_Your objective_
Reproduce the data from its first line through the line containing "y-tick-label: 0.6 xyxy=(64,696,88,710)", swapping "Simulation" for "Simulated" and leaving everything else unchanged.

* * *

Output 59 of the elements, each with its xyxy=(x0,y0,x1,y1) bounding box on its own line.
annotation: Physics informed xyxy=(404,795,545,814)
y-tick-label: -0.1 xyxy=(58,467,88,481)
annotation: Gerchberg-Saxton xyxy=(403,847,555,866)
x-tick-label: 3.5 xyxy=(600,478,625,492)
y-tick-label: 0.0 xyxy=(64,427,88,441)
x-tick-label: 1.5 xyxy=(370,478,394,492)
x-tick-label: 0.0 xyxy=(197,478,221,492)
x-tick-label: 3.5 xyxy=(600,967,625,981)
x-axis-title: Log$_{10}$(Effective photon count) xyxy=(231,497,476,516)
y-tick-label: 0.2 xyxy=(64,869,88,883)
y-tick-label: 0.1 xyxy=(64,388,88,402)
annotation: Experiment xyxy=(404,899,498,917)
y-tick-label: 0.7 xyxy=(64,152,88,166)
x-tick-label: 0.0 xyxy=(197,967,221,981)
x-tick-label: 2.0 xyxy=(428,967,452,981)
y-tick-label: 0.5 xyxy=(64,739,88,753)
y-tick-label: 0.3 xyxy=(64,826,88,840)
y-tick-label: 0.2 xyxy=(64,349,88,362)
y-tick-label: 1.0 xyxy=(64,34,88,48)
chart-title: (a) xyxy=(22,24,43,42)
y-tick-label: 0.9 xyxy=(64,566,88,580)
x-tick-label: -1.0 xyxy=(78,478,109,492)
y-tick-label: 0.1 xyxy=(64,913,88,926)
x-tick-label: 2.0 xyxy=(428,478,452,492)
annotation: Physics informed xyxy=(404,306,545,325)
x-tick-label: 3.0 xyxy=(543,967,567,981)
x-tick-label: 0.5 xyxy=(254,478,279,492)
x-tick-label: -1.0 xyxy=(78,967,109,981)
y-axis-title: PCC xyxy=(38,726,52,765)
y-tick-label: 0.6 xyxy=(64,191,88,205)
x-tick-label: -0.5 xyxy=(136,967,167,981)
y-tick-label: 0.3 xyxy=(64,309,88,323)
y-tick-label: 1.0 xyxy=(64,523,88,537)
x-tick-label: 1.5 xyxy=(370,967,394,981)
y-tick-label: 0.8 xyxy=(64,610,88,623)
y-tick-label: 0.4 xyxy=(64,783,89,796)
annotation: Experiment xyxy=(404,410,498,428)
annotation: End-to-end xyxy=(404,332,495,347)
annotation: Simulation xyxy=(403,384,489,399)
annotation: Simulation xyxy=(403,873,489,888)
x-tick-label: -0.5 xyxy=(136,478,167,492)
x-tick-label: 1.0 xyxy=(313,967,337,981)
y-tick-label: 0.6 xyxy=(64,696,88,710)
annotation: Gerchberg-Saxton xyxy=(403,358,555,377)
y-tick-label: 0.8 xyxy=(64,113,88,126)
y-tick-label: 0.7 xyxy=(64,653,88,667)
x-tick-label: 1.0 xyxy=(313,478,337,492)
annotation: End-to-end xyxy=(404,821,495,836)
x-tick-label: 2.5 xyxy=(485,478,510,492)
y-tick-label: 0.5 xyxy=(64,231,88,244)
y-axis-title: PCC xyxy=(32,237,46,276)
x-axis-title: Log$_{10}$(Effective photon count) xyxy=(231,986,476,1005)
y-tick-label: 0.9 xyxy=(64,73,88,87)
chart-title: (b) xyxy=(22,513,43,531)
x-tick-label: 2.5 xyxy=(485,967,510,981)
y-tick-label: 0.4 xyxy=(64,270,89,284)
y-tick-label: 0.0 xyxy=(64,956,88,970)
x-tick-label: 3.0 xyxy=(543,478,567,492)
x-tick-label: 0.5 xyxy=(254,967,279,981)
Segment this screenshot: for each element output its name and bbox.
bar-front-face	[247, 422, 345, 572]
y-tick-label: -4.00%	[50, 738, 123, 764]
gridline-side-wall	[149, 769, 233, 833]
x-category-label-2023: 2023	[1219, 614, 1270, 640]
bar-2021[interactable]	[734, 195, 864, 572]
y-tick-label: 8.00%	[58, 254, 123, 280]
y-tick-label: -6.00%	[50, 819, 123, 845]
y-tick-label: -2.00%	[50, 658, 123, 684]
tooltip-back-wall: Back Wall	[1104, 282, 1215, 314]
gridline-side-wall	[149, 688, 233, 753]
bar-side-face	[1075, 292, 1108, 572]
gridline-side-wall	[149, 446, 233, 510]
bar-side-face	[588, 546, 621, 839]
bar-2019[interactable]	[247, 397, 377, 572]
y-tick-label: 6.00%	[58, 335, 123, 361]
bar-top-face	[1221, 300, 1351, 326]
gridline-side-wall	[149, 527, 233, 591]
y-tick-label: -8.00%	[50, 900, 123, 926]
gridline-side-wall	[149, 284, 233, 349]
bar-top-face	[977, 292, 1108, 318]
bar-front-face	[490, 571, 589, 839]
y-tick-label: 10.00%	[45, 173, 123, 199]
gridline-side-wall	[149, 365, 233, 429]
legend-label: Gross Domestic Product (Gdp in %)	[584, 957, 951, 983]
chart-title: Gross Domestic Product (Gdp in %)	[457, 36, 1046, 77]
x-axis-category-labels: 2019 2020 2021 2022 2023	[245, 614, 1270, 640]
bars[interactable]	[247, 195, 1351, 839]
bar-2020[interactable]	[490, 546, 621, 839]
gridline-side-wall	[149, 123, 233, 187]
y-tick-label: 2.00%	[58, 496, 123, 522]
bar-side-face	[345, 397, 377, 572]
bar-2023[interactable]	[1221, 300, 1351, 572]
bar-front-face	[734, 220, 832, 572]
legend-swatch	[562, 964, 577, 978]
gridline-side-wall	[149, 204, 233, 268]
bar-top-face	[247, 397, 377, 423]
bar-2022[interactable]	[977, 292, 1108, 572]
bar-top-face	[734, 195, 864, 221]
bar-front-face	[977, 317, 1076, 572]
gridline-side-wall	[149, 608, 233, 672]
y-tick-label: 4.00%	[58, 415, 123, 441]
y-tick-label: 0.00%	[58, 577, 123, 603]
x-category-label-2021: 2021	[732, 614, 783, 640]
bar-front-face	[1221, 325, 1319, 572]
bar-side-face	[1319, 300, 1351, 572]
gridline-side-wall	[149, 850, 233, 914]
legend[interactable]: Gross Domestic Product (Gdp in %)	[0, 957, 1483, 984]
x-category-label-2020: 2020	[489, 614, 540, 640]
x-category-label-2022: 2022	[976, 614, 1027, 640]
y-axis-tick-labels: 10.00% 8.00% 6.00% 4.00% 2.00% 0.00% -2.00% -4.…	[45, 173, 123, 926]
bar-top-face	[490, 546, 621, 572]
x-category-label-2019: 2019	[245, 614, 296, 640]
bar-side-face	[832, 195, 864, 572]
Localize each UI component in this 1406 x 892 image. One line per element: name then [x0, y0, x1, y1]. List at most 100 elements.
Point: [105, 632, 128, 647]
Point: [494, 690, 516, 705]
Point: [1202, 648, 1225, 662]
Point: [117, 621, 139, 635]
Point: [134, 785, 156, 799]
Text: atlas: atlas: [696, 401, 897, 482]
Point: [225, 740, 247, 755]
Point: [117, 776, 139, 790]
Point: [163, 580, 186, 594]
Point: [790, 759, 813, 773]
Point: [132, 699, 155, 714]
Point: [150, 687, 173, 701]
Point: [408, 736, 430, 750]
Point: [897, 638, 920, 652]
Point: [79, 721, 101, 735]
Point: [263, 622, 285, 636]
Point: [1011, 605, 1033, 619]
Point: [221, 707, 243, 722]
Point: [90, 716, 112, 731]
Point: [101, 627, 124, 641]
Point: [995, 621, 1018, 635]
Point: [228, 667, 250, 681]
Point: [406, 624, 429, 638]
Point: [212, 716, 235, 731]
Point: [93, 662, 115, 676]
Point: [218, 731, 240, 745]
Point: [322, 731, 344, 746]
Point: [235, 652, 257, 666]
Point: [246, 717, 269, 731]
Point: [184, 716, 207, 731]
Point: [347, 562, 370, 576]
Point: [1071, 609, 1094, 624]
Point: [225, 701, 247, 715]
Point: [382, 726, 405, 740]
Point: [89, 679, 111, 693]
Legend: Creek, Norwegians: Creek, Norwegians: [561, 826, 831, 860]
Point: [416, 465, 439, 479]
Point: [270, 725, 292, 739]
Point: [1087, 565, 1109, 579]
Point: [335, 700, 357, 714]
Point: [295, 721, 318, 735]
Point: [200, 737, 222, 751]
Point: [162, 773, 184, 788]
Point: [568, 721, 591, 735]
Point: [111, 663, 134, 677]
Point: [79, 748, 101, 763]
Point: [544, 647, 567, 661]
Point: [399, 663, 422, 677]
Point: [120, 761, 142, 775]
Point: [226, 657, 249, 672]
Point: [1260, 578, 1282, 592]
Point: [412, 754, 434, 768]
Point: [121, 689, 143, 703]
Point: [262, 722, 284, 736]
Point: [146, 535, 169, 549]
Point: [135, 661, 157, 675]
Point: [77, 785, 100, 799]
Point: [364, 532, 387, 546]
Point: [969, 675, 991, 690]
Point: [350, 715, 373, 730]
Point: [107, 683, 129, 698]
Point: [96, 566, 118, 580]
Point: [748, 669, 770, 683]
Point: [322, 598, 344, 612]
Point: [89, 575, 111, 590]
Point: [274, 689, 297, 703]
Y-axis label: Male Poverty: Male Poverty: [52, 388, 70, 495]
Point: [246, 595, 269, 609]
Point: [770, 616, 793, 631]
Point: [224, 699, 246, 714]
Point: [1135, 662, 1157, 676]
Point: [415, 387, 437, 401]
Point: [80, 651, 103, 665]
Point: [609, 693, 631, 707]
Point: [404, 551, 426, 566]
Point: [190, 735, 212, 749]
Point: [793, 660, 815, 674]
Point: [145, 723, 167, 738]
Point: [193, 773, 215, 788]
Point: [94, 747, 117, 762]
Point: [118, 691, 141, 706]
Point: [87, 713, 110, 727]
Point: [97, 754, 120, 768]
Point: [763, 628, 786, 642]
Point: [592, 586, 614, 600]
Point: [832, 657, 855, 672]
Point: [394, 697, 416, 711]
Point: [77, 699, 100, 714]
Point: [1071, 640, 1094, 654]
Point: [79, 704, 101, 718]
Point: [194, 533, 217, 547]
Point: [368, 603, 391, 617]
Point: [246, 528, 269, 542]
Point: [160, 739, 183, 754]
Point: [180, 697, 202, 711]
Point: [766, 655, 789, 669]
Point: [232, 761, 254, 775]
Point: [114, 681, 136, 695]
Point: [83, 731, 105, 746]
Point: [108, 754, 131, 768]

* * *

_Response for this exercise_
Output 59 of the elements, each with its xyxy=(x0,y0,x1,y1) bounding box on its own line.
annotation: Physics informed xyxy=(404,795,545,814)
y-tick-label: -0.1 xyxy=(58,467,88,481)
annotation: Gerchberg-Saxton xyxy=(403,847,555,866)
x-tick-label: 3.5 xyxy=(600,478,625,492)
y-tick-label: 0.0 xyxy=(64,427,88,441)
x-tick-label: 1.5 xyxy=(370,478,394,492)
x-tick-label: 0.0 xyxy=(197,478,221,492)
x-tick-label: 3.5 xyxy=(600,967,625,981)
x-axis-title: Log$_{10}$(Effective photon count) xyxy=(231,497,476,516)
y-tick-label: 0.2 xyxy=(64,869,88,883)
y-tick-label: 0.1 xyxy=(64,388,88,402)
annotation: Experiment xyxy=(404,899,498,917)
y-tick-label: 0.7 xyxy=(64,152,88,166)
x-tick-label: 0.0 xyxy=(197,967,221,981)
x-tick-label: 2.0 xyxy=(428,967,452,981)
y-tick-label: 0.5 xyxy=(64,739,88,753)
y-tick-label: 0.3 xyxy=(64,826,88,840)
y-tick-label: 0.2 xyxy=(64,349,88,362)
y-tick-label: 1.0 xyxy=(64,34,88,48)
chart-title: (a) xyxy=(22,24,43,42)
y-tick-label: 0.9 xyxy=(64,566,88,580)
x-tick-label: -1.0 xyxy=(78,478,109,492)
y-tick-label: 0.1 xyxy=(64,913,88,926)
x-tick-label: 2.0 xyxy=(428,478,452,492)
annotation: Physics informed xyxy=(404,306,545,325)
x-tick-label: 3.0 xyxy=(543,967,567,981)
x-tick-label: 0.5 xyxy=(254,478,279,492)
x-tick-label: -1.0 xyxy=(78,967,109,981)
y-axis-title: PCC xyxy=(38,726,52,765)
y-tick-label: 0.6 xyxy=(64,191,88,205)
x-tick-label: -0.5 xyxy=(136,967,167,981)
y-tick-label: 0.3 xyxy=(64,309,88,323)
y-tick-label: 1.0 xyxy=(64,523,88,537)
x-tick-label: 1.5 xyxy=(370,967,394,981)
y-tick-label: 0.8 xyxy=(64,610,88,623)
y-tick-label: 0.4 xyxy=(64,783,89,796)
annotation: Experiment xyxy=(404,410,498,428)
annotation: End-to-end xyxy=(404,332,495,347)
annotation: Simulated xyxy=(403,384,489,399)
annotation: Simulated xyxy=(403,873,489,888)
x-tick-label: -0.5 xyxy=(136,478,167,492)
x-tick-label: 1.0 xyxy=(313,967,337,981)
y-tick-label: 0.6 xyxy=(64,696,88,710)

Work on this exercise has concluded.